■ Given problem ■
Omit the pictures, then reproduce every remaining record exactly.

[Extracted data entries]

----

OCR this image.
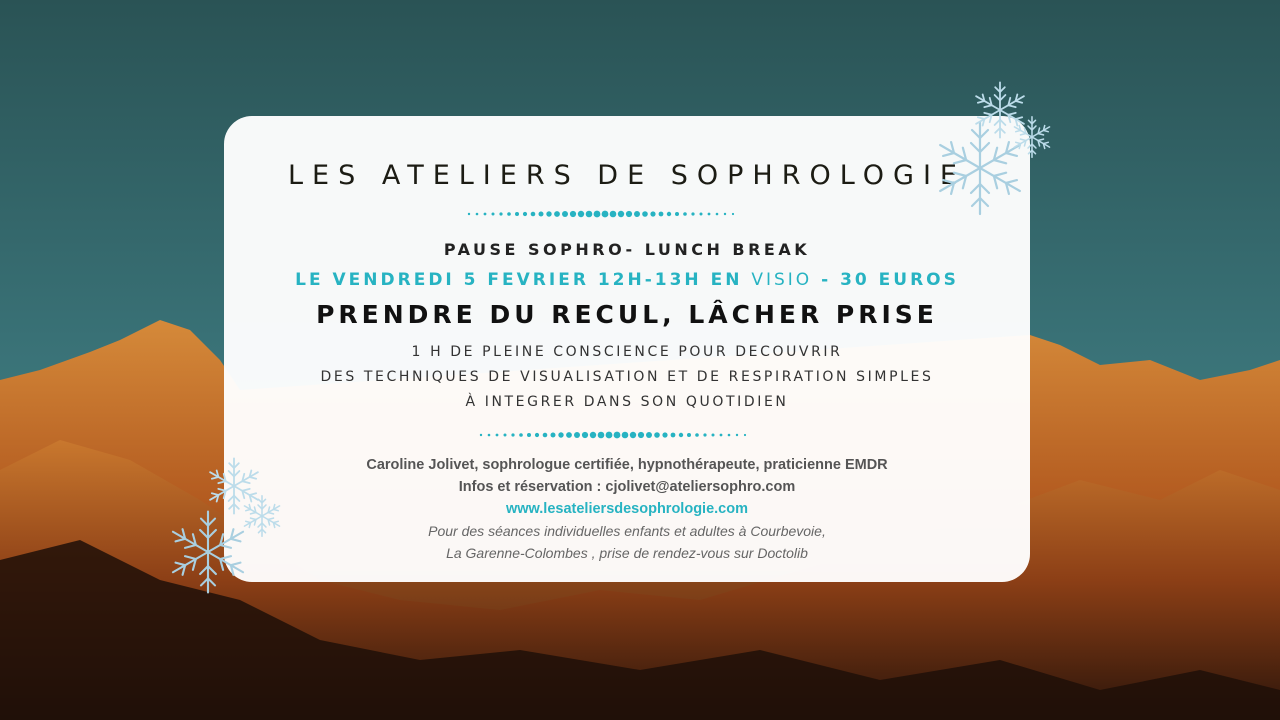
LES ATELIERS DE SOPHROLOGIE

PAUSE SOPHRO- LUNCH BREAK

LE VENDREDI 5 FEVRIER 12H-13H EN VISIO - 30 EUROS

PRENDRE DU RECUL, LÂCHER PRISE

1 H DE PLEINE CONSCIENCE POUR DECOUVRIR

DES TECHNIQUES DE VISUALISATION ET DE RESPIRATION SIMPLES

À INTEGRER DANS SON QUOTIDIEN

Caroline Jolivet, sophrologue certifiée, hypnothérapeute, praticienne EMDR

Infos et réservation : cjolivet@ateliersophro.com

www.lesateliersdesophrologie.com

Pour des séances individuelles enfants et adultes à Courbevoie,

La Garenne-Colombes , prise de rendez-vous sur Doctolib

----

■ Answer to the exercise ■
OCR this image.
LES ATELIERS DE SOPHROLOGIE

PAUSE SOPHRO- LUNCH BREAK

LE VENDREDI 5 FEVRIER 12H-13H EN VISIO - 30 EUROS

PRENDRE DU RECUL, LÂCHER PRISE

1 H DE PLEINE CONSCIENCE POUR DECOUVRIR

DES TECHNIQUES DE VISUALISATION ET DE RESPIRATION SIMPLES

À INTEGRER DANS SON QUOTIDIEN

Caroline Jolivet, sophrologue certifiée, hypnothérapeute, praticienne EMDR

Infos et réservation : cjolivet@ateliersophro.com

www.lesateliersdesophrologie.com

Pour des séances individuelles enfants et adultes à Courbevoie,

La Garenne-Colombes , prise de rendez-vous sur Doctolib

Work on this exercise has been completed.